Labeled box records
[start]
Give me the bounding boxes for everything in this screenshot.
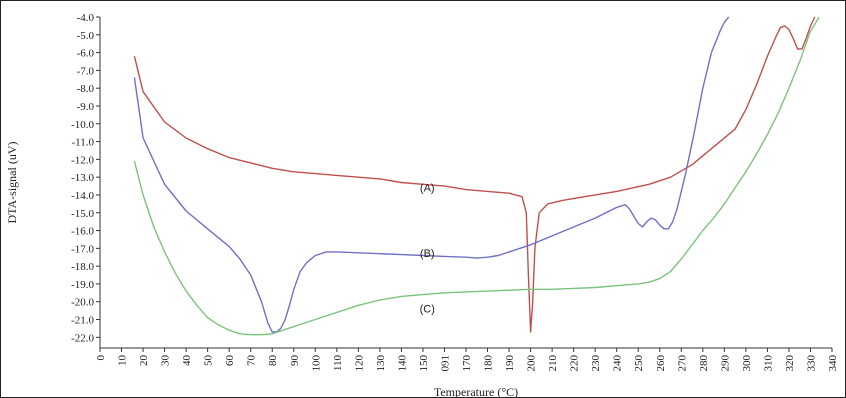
x-tick-label: 260 bbox=[655, 355, 667, 372]
x-tick-label: 140 bbox=[396, 355, 408, 372]
x-tick-label: 230 bbox=[590, 355, 602, 372]
curve-labels: (A) (B) (C) bbox=[420, 182, 435, 315]
x-tick-label: 50 bbox=[203, 355, 215, 367]
y-tick-label: -8.0 bbox=[77, 83, 95, 95]
y-tick-label: -7.0 bbox=[77, 65, 95, 77]
curve-label-b: (B) bbox=[420, 248, 435, 260]
series-line-c bbox=[133, 16, 820, 336]
x-tick-label: 210 bbox=[547, 355, 559, 372]
x-tick-label: 310 bbox=[762, 355, 774, 372]
x-tick-label: 091 bbox=[439, 355, 451, 372]
x-tick-label: 60 bbox=[224, 355, 236, 367]
x-tick-label: 190 bbox=[504, 355, 516, 372]
x-axis: 0 10 20 30 40 50 60 70 80 90 100 110 120 130 140 150 091… bbox=[95, 348, 839, 372]
series-line-a bbox=[133, 16, 816, 333]
x-tick-label: 110 bbox=[332, 355, 344, 372]
y-tick-label: -12.0 bbox=[71, 154, 94, 166]
curve-label-a: (A) bbox=[420, 182, 435, 194]
y-tick-label: -15.0 bbox=[71, 208, 94, 220]
x-tick-label: 80 bbox=[267, 355, 279, 367]
x-tick-label: 280 bbox=[698, 355, 710, 372]
y-axis-title: DTA-signal (uV) bbox=[5, 141, 19, 223]
x-tick-label: 250 bbox=[633, 355, 645, 372]
x-tick-label: 10 bbox=[117, 355, 129, 367]
x-axis-title: Temperature (°C) bbox=[434, 385, 518, 398]
x-tick-label: 340 bbox=[827, 355, 839, 372]
x-tick-label: 70 bbox=[246, 355, 258, 367]
y-tick-label: -11.0 bbox=[71, 137, 94, 149]
x-tick-label: 290 bbox=[719, 355, 731, 372]
x-tick-label: 330 bbox=[805, 355, 817, 372]
series-layer bbox=[133, 16, 820, 336]
y-tick-label: -20.0 bbox=[71, 297, 94, 309]
y-axis: -4.0 -5.0 -6.0 -7.0 -8.0 -9.0 -10.0 -11.0 -12.0 -… bbox=[71, 12, 100, 344]
y-tick-label: -17.0 bbox=[71, 243, 94, 255]
y-tick-label: -18.0 bbox=[71, 261, 94, 273]
x-tick-label: 130 bbox=[375, 355, 387, 372]
y-tick-label: -16.0 bbox=[71, 226, 94, 238]
x-tick-label: 300 bbox=[741, 355, 753, 372]
y-tick-label: -4.0 bbox=[77, 12, 95, 24]
x-tick-label: 320 bbox=[784, 355, 796, 372]
y-tick-label: -9.0 bbox=[77, 101, 95, 113]
x-tick-label: 200 bbox=[526, 355, 538, 372]
y-tick-label: -21.0 bbox=[71, 315, 94, 327]
x-tick-label: 90 bbox=[289, 355, 301, 367]
x-tick-label: 20 bbox=[138, 355, 150, 367]
x-tick-label: 220 bbox=[569, 355, 581, 372]
x-tick-label: 40 bbox=[181, 355, 193, 367]
y-tick-label: -22.0 bbox=[71, 332, 94, 344]
x-tick-label: 170 bbox=[461, 355, 473, 372]
x-tick-label: 180 bbox=[483, 355, 495, 372]
x-tick-label: 120 bbox=[353, 355, 365, 372]
x-tick-label: 0 bbox=[95, 355, 107, 361]
x-tick-label: 100 bbox=[310, 355, 322, 372]
y-tick-label: -13.0 bbox=[71, 172, 94, 184]
y-tick-label: -19.0 bbox=[71, 279, 94, 291]
x-tick-label: 270 bbox=[676, 355, 688, 372]
x-tick-label: 30 bbox=[160, 355, 172, 367]
x-tick-label: 150 bbox=[418, 355, 430, 372]
series-line-b bbox=[133, 16, 730, 333]
y-tick-label: -10.0 bbox=[71, 119, 94, 131]
x-tick-label: 240 bbox=[612, 355, 624, 372]
curve-label-c: (C) bbox=[420, 303, 435, 315]
y-tick-label: -14.0 bbox=[71, 190, 94, 202]
y-tick-label: -6.0 bbox=[77, 48, 95, 60]
y-tick-label: -5.0 bbox=[77, 30, 95, 42]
[end]
**STATED TASK:**
Lay out the lines between the one holding "x-tick-label: 260 bbox=[655, 355, 667, 372]" and the one holding "x-tick-label: 190 bbox=[504, 355, 516, 372]", inclusive, as a JSON list of strings with one string per line and blank lines omitted.

**ANSWER TO THIS EXERCISE:**
[
  "x-tick-label: 260 bbox=[655, 355, 667, 372]",
  "x-tick-label: 140 bbox=[396, 355, 408, 372]",
  "x-tick-label: 230 bbox=[590, 355, 602, 372]",
  "curve-labels: (A) (B) (C) bbox=[420, 182, 435, 315]",
  "x-tick-label: 50 bbox=[203, 355, 215, 367]",
  "y-tick-label: -8.0 bbox=[77, 83, 95, 95]",
  "y-tick-label: -7.0 bbox=[77, 65, 95, 77]",
  "curve-label-b: (B) bbox=[420, 248, 435, 260]",
  "series-line-c bbox=[133, 16, 820, 336]",
  "x-tick-label: 210 bbox=[547, 355, 559, 372]",
  "x-tick-label: 310 bbox=[762, 355, 774, 372]",
  "x-tick-label: 091 bbox=[439, 355, 451, 372]",
  "x-tick-label: 60 bbox=[224, 355, 236, 367]",
  "x-tick-label: 190 bbox=[504, 355, 516, 372]"
]